> _Your goal_
Repeat the listing that follows, character for character, minus the pictures.

Part of a data file

┄┄┄┄┄┄┄┄┄┄┄┄┄┄┄┄┄┄┄┄

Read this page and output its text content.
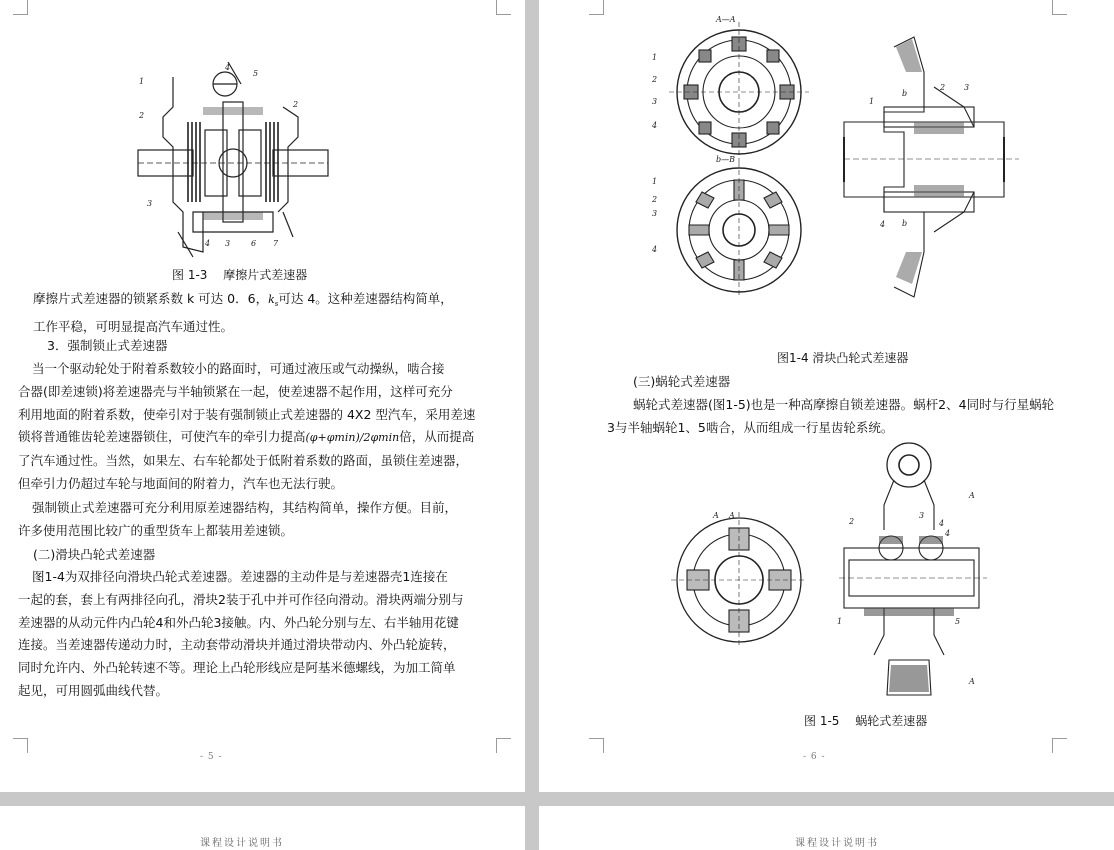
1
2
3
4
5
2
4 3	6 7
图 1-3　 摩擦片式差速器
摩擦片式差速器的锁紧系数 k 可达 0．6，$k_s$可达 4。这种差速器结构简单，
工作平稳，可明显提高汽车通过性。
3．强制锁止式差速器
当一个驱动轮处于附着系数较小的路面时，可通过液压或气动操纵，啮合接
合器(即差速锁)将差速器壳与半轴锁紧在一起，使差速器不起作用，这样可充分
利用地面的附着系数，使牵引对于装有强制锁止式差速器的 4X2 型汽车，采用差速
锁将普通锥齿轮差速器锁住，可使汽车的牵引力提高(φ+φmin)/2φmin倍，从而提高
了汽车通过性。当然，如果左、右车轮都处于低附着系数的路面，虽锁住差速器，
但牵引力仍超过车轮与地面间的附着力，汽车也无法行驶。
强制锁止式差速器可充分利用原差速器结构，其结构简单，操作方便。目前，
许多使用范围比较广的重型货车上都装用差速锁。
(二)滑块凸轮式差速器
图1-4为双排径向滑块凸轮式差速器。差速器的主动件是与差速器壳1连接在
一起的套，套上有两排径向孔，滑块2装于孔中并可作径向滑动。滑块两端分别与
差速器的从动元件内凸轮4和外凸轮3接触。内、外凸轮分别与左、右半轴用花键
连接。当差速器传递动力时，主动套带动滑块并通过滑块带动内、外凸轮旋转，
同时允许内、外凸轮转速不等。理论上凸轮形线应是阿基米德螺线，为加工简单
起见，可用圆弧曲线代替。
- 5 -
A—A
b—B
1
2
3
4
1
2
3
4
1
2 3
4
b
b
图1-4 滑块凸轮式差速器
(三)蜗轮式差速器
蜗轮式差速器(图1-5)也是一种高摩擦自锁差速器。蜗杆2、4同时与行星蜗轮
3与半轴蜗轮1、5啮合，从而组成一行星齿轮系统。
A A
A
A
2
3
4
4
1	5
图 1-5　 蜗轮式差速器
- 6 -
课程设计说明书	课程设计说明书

┄┄┄┄┄┄┄┄┄┄┄┄┄┄┄┄┄┄┄┄

> _Correct output_
Read this page and output its text content.
1
2
3
4
5
2
4 3	6 7
图 1-3　 摩擦片式差速器
摩擦片式差速器的锁紧系数 k 可达 0．6，$k_s$可达 4。这种差速器结构简单，
工作平稳，可明显提高汽车通过性。
3．强制锁止式差速器
当一个驱动轮处于附着系数较小的路面时，可通过液压或气动操纵，啮合接
合器(即差速锁)将差速器壳与半轴锁紧在一起，使差速器不起作用，这样可充分
利用地面的附着系数，使牵引对于装有强制锁止式差速器的 4X2 型汽车，采用差速
锁将普通锥齿轮差速器锁住，可使汽车的牵引力提高(φ+φmin)/2φmin倍，从而提高
了汽车通过性。当然，如果左、右车轮都处于低附着系数的路面，虽锁住差速器，
但牵引力仍超过车轮与地面间的附着力，汽车也无法行驶。
强制锁止式差速器可充分利用原差速器结构，其结构简单，操作方便。目前，
许多使用范围比较广的重型货车上都装用差速锁。
(二)滑块凸轮式差速器
图1-4为双排径向滑块凸轮式差速器。差速器的主动件是与差速器壳1连接在
一起的套，套上有两排径向孔，滑块2装于孔中并可作径向滑动。滑块两端分别与
差速器的从动元件内凸轮4和外凸轮3接触。内、外凸轮分别与左、右半轴用花键
连接。当差速器传递动力时，主动套带动滑块并通过滑块带动内、外凸轮旋转，
同时允许内、外凸轮转速不等。理论上凸轮形线应是阿基米德螺线，为加工简单
起见，可用圆弧曲线代替。
- 5 -
A—A
b—B
1
2
3
4
1
2
3
4
1
2 3
4
b
b
图1-4 滑块凸轮式差速器
(三)蜗轮式差速器
蜗轮式差速器(图1-5)也是一种高摩擦自锁差速器。蜗杆2、4同时与行星蜗轮
3与半轴蜗轮1、5啮合，从而组成一行星齿轮系统。
A A
A
A
2
3
4
4
1	5
图 1-5　 蜗轮式差速器
- 6 -
课程设计说明书	课程设计说明书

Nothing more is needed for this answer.